# What the task asks:
Quote all lines below exactly. Images stay out.

━━ Extracted records

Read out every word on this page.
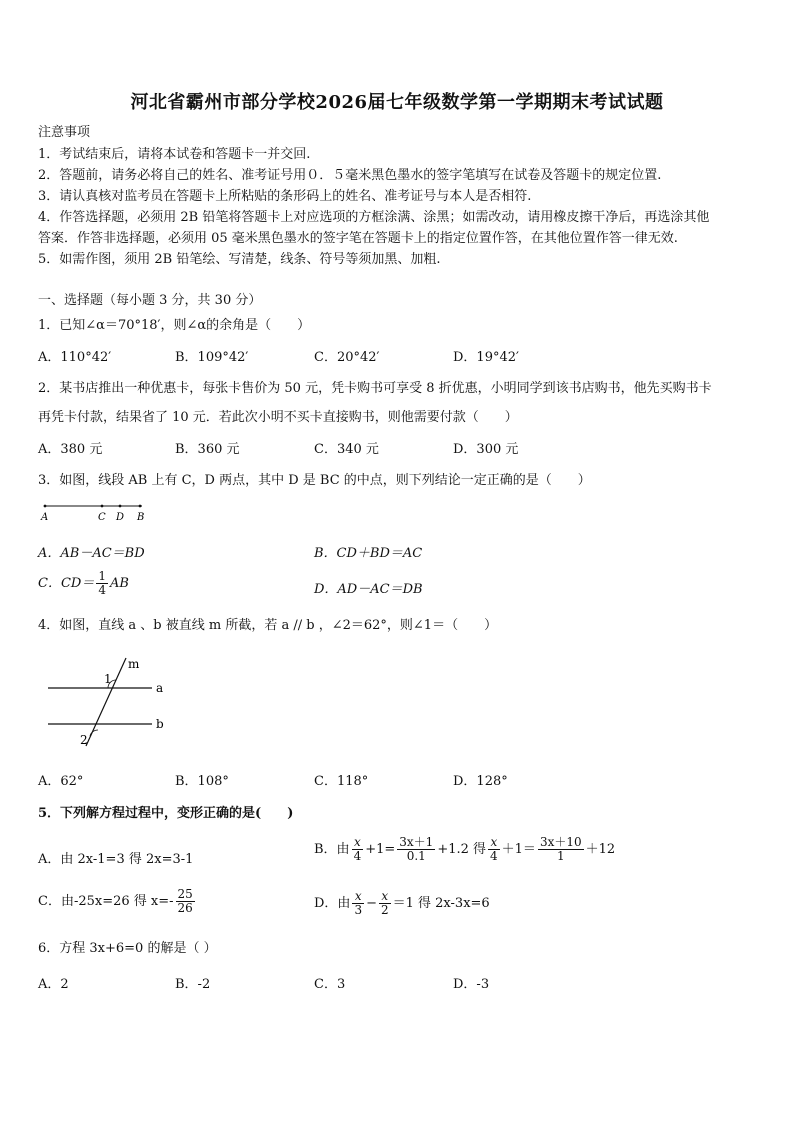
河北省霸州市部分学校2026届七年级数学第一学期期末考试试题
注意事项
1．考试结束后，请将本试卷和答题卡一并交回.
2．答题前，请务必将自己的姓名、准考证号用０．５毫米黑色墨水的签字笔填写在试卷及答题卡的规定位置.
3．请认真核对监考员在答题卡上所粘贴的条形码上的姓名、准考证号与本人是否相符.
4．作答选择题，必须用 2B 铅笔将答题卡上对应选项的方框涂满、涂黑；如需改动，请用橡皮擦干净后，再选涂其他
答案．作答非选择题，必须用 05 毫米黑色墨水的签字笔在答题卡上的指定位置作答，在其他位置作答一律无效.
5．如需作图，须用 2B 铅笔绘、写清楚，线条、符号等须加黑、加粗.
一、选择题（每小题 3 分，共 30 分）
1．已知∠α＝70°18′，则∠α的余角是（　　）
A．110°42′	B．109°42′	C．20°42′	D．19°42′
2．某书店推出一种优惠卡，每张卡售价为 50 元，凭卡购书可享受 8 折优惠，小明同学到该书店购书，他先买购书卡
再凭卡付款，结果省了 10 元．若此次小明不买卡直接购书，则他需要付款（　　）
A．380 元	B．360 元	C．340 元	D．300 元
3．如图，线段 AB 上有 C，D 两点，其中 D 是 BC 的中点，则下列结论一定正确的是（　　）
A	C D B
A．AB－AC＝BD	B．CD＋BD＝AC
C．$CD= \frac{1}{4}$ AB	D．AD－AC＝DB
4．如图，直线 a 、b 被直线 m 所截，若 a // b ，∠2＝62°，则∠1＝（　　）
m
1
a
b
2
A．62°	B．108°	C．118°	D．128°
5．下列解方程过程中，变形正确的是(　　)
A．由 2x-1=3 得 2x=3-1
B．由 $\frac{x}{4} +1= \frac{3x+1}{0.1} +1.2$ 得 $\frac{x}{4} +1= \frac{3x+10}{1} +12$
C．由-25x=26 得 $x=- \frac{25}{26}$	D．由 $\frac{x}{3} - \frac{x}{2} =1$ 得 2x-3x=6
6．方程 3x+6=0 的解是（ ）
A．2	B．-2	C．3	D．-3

━━━━

# Exercise result:
Read out every word on this page.
河北省霸州市部分学校2026届七年级数学第一学期期末考试试题
注意事项
1．考试结束后，请将本试卷和答题卡一并交回.
2．答题前，请务必将自己的姓名、准考证号用０．５毫米黑色墨水的签字笔填写在试卷及答题卡的规定位置.
3．请认真核对监考员在答题卡上所粘贴的条形码上的姓名、准考证号与本人是否相符.
4．作答选择题，必须用 2B 铅笔将答题卡上对应选项的方框涂满、涂黑；如需改动，请用橡皮擦干净后，再选涂其他
答案．作答非选择题，必须用 05 毫米黑色墨水的签字笔在答题卡上的指定位置作答，在其他位置作答一律无效.
5．如需作图，须用 2B 铅笔绘、写清楚，线条、符号等须加黑、加粗.
一、选择题（每小题 3 分，共 30 分）
1．已知∠α＝70°18′，则∠α的余角是（　　）
A．110°42′	B．109°42′	C．20°42′	D．19°42′
2．某书店推出一种优惠卡，每张卡售价为 50 元，凭卡购书可享受 8 折优惠，小明同学到该书店购书，他先买购书卡
再凭卡付款，结果省了 10 元．若此次小明不买卡直接购书，则他需要付款（　　）
A．380 元	B．360 元	C．340 元	D．300 元
3．如图，线段 AB 上有 C，D 两点，其中 D 是 BC 的中点，则下列结论一定正确的是（　　）
A	C D B
A．AB－AC＝BD	B．CD＋BD＝AC
C．$CD= \frac{1}{4}$ AB	D．AD－AC＝DB
4．如图，直线 a 、b 被直线 m 所截，若 a // b ，∠2＝62°，则∠1＝（　　）
m
1
a
b
2
A．62°	B．108°	C．118°	D．128°
5．下列解方程过程中，变形正确的是(　　)
A．由 2x-1=3 得 2x=3-1
B．由 $\frac{x}{4} +1= \frac{3x+1}{0.1} +1.2$ 得 $\frac{x}{4} +1= \frac{3x+10}{1} +12$
C．由-25x=26 得 $x=- \frac{25}{26}$	D．由 $\frac{x}{3} - \frac{x}{2} =1$ 得 2x-3x=6
6．方程 3x+6=0 的解是（ ）
A．2	B．-2	C．3	D．-3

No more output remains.